:: What to do ::
Wherever "title" appears in a line, copy that line.

:: Entries supplied ::
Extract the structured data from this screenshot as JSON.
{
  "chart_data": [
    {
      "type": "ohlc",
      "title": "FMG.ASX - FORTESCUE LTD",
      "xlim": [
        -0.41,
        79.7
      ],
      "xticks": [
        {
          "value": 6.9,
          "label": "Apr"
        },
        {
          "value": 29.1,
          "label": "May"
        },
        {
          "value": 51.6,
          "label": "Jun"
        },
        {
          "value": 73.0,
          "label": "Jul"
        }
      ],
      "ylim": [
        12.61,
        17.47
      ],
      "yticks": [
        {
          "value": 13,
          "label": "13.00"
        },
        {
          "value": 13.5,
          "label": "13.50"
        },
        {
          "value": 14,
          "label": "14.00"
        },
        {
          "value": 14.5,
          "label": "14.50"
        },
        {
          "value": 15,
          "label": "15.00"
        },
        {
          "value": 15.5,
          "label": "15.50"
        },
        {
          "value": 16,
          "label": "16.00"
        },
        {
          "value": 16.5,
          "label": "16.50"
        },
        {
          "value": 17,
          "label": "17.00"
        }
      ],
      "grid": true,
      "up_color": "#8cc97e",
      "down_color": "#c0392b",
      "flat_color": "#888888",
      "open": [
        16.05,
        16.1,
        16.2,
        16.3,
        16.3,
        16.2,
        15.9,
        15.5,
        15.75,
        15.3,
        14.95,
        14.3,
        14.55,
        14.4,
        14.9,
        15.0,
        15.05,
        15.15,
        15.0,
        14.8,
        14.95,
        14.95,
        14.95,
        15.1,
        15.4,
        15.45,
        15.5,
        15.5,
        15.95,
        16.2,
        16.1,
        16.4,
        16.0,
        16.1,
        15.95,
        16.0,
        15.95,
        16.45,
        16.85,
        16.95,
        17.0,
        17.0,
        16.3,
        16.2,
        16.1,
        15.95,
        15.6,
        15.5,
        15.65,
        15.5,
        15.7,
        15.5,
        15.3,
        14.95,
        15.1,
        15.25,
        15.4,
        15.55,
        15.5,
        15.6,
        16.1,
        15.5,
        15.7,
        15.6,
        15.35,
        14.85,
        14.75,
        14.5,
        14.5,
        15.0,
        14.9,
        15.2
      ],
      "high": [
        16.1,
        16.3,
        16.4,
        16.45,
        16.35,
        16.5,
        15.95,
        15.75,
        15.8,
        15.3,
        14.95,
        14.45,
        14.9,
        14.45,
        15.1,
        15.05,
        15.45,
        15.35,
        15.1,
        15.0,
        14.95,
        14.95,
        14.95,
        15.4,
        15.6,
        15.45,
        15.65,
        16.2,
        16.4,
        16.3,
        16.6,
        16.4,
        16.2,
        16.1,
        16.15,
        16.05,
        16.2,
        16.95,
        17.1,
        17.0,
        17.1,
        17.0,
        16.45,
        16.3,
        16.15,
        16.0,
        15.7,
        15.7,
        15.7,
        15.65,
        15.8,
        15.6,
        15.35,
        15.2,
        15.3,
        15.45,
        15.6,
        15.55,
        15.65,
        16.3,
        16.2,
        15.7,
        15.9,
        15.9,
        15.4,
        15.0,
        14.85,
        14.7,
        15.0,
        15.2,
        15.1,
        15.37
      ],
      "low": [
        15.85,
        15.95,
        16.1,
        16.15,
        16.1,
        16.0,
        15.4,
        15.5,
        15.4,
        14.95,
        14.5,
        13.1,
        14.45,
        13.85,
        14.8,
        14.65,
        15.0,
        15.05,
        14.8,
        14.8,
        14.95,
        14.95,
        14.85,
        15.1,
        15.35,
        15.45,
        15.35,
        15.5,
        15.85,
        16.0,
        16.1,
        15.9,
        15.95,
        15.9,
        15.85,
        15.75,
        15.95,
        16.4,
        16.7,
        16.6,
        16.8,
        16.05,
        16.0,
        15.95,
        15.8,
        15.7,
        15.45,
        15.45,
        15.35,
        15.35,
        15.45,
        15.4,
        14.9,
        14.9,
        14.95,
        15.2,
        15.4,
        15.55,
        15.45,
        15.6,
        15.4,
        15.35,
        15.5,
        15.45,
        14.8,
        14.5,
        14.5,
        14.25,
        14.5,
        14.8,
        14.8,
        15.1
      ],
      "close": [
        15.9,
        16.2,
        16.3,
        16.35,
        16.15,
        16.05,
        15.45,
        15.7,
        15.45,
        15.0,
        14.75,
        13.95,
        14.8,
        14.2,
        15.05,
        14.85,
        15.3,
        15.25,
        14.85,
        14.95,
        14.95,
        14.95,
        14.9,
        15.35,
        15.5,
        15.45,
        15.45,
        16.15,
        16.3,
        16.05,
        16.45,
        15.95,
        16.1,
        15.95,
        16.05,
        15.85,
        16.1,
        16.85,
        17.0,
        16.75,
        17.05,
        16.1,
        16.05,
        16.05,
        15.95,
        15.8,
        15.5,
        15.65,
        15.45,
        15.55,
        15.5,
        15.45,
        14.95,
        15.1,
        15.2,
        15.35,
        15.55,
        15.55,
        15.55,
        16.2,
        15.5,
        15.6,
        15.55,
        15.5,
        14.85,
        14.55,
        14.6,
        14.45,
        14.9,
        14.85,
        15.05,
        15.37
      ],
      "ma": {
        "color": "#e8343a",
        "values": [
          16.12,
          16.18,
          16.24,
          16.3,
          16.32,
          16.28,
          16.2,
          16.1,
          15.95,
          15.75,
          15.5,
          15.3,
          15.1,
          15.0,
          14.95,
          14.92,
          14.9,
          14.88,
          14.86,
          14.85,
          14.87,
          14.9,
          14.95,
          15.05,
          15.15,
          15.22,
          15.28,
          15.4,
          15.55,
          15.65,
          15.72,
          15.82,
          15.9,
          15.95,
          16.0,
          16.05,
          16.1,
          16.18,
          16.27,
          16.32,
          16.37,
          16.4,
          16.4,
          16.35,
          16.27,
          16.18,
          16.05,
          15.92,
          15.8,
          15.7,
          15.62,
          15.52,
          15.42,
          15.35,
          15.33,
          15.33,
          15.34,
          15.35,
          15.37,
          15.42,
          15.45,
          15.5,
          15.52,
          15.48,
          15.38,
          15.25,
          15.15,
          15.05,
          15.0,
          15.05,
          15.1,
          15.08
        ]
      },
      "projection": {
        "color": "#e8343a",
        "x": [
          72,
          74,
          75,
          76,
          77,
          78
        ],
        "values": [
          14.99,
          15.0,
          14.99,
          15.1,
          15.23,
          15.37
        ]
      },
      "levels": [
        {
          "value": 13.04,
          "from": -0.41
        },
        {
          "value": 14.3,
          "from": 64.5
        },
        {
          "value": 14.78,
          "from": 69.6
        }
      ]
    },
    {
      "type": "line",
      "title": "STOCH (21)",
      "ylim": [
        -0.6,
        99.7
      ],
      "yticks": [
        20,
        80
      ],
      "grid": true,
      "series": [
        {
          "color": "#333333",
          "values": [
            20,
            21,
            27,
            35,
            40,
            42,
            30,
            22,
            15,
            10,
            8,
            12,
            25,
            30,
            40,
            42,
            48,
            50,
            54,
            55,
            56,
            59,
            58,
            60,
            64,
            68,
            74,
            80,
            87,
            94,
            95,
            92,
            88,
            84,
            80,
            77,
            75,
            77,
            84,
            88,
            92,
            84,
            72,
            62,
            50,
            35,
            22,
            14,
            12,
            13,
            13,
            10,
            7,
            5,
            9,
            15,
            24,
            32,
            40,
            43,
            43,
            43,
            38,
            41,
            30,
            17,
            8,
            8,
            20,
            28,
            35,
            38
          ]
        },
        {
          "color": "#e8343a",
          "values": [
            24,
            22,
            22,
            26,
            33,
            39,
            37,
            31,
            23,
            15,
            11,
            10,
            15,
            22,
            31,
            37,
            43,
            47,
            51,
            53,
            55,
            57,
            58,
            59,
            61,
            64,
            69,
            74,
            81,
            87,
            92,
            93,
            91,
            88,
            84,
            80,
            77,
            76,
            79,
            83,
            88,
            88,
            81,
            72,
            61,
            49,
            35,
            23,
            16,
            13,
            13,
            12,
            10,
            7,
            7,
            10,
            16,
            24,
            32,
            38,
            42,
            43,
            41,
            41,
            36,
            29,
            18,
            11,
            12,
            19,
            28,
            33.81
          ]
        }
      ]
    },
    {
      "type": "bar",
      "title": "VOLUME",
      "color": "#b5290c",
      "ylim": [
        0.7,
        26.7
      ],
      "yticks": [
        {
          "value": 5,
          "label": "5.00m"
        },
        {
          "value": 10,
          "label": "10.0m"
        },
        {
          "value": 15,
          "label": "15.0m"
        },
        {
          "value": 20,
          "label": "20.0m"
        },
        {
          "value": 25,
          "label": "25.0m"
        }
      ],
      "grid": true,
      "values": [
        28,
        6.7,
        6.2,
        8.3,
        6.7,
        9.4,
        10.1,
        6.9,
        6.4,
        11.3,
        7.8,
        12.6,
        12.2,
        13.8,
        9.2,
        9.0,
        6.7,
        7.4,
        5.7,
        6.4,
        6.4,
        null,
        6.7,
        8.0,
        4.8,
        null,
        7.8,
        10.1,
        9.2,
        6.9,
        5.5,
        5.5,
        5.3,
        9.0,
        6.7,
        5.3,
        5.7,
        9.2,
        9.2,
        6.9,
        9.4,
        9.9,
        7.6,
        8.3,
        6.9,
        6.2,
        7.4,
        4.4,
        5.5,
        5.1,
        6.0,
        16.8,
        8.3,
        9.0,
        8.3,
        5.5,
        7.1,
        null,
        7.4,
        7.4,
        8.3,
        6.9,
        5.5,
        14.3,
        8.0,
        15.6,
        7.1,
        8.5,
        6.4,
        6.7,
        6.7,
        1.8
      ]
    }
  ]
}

:: Task answer ::
      "title": "FMG.ASX - FORTESCUE LTD",
      "title": "STOCH (21)",
      "title": "VOLUME",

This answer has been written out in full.